- TO BE DONE -
What is the number of lines in the entries below that include the word "helyébe"? Provide the number only.

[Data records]

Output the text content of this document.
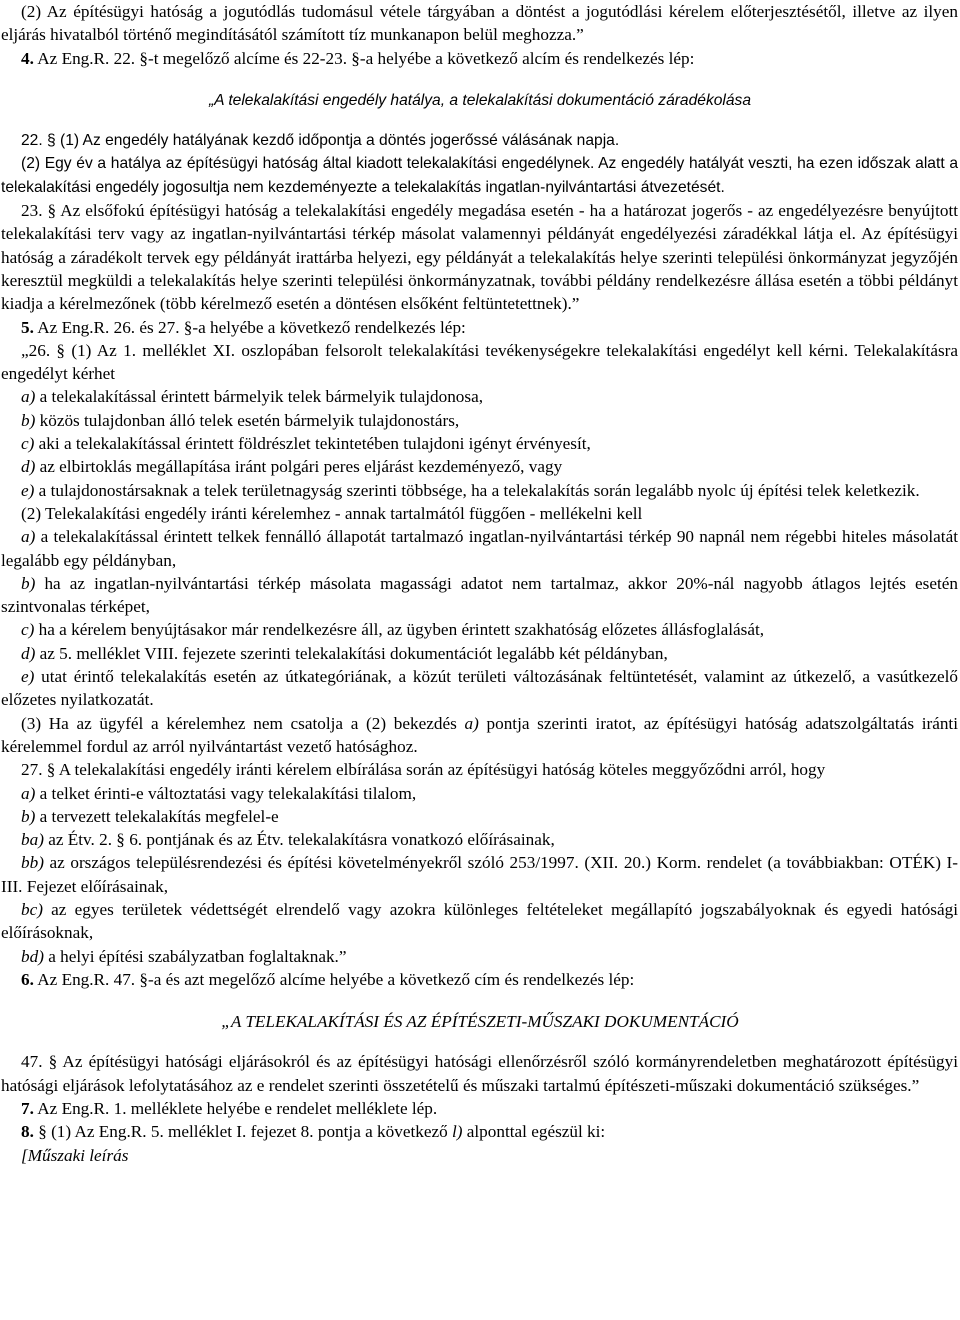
(2) Az építésügyi hatóság a jogutódlás tudomásul vétele tárgyában a döntést a jogutódlási kérelem előterjesztésétől, illetve az ilyen eljárás hivatalból történő megindításától számított tíz munkanapon belül meghozza.”

4. Az Eng.R. 22. §-t megelőző alcíme és 22-23. §-a helyébe a következő alcím és rendelkezés lép:

„A telekalakítási engedély hatálya, a telekalakítási dokumentáció záradékolása

22. § (1) Az engedély hatályának kezdő időpontja a döntés jogerőssé válásának napja.

(2) Egy év a hatálya az építésügyi hatóság által kiadott telekalakítási engedélynek. Az engedély hatályát veszti, ha ezen időszak alatt a telekalakítási engedély jogosultja nem kezdeményezte a telekalakítás ingatlan-nyilvántartási átvezetését.

23. § Az elsőfokú építésügyi hatóság a telekalakítási engedély megadása esetén - ha a határozat jogerős - az engedélyezésre benyújtott telekalakítási terv vagy az ingatlan-nyilvántartási térkép másolat valamennyi példányát engedélyezési záradékkal látja el. Az építésügyi hatóság a záradékolt tervek egy példányát irattárba helyezi, egy példányát a telekalakítás helye szerinti települési önkormányzat jegyzőjén keresztül megküldi a telekalakítás helye szerinti települési önkormányzatnak, további példány rendelkezésre állása esetén a többi példányt kiadja a kérelmezőnek (több kérelmező esetén a döntésen elsőként feltüntetettnek).”

5. Az Eng.R. 26. és 27. §-a helyébe a következő rendelkezés lép:

„26. § (1) Az 1. melléklet XI. oszlopában felsorolt telekalakítási tevékenységekre telekalakítási engedélyt kell kérni. Telekalakításra engedélyt kérhet

a) a telekalakítással érintett bármelyik telek bármelyik tulajdonosa,

b) közös tulajdonban álló telek esetén bármelyik tulajdonostárs,

c) aki a telekalakítással érintett földrészlet tekintetében tulajdoni igényt érvényesít,

d) az elbirtoklás megállapítása iránt polgári peres eljárást kezdeményező, vagy

e) a tulajdonostársaknak a telek területnagyság szerinti többsége, ha a telekalakítás során legalább nyolc új építési telek keletkezik.

(2) Telekalakítási engedély iránti kérelemhez - annak tartalmától függően - mellékelni kell

a) a telekalakítással érintett telkek fennálló állapotát tartalmazó ingatlan-nyilvántartási térkép 90 napnál nem régebbi hiteles másolatát legalább egy példányban,

b) ha az ingatlan-nyilvántartási térkép másolata magassági adatot nem tartalmaz, akkor 20%-nál nagyobb átlagos lejtés esetén szintvonalas térképet,

c) ha a kérelem benyújtásakor már rendelkezésre áll, az ügyben érintett szakhatóság előzetes állásfoglalását,

d) az 5. melléklet VIII. fejezete szerinti telekalakítási dokumentációt legalább két példányban,

e) utat érintő telekalakítás esetén az útkategóriának, a közút területi változásának feltüntetését, valamint az útkezelő, a vasútkezelő előzetes nyilatkozatát.

(3) Ha az ügyfél a kérelemhez nem csatolja a (2) bekezdés a) pontja szerinti iratot, az építésügyi hatóság adatszolgáltatás iránti kérelemmel fordul az arról nyilvántartást vezető hatósághoz.

27. § A telekalakítási engedély iránti kérelem elbírálása során az építésügyi hatóság köteles meggyőződni arról, hogy

a) a telket érinti-e változtatási vagy telekalakítási tilalom,

b) a tervezett telekalakítás megfelel-e

ba) az Étv. 2. § 6. pontjának és az Étv. telekalakításra vonatkozó előírásainak,

bb) az országos településrendezési és építési követelményekről szóló 253/1997. (XII. 20.) Korm. rendelet (a továbbiakban: OTÉK) I-III. Fejezet előírásainak,

bc) az egyes területek védettségét elrendelő vagy azokra különleges feltételeket megállapító jogszabályoknak és egyedi hatósági előírásoknak,

bd) a helyi építési szabályzatban foglaltaknak.”

6. Az Eng.R. 47. §-a és azt megelőző alcíme helyébe a következő cím és rendelkezés lép:

„A TELEKALAKÍTÁSI ÉS AZ ÉPÍTÉSZETI-MŰSZAKI DOKUMENTÁCIÓ

47. § Az építésügyi hatósági eljárásokról és az építésügyi hatósági ellenőrzésről szóló kormányrendeletben meghatározott építésügyi hatósági eljárások lefolytatásához az e rendelet szerinti összetételű és műszaki tartalmú építészeti-műszaki dokumentáció szükséges.”

7. Az Eng.R. 1. melléklete helyébe e rendelet melléklete lép.

8. § (1) Az Eng.R. 5. melléklet I. fejezet 8. pontja a következő l) alponttal egészül ki:

[Műszaki leírás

- EXERCISE SOLUTION -
4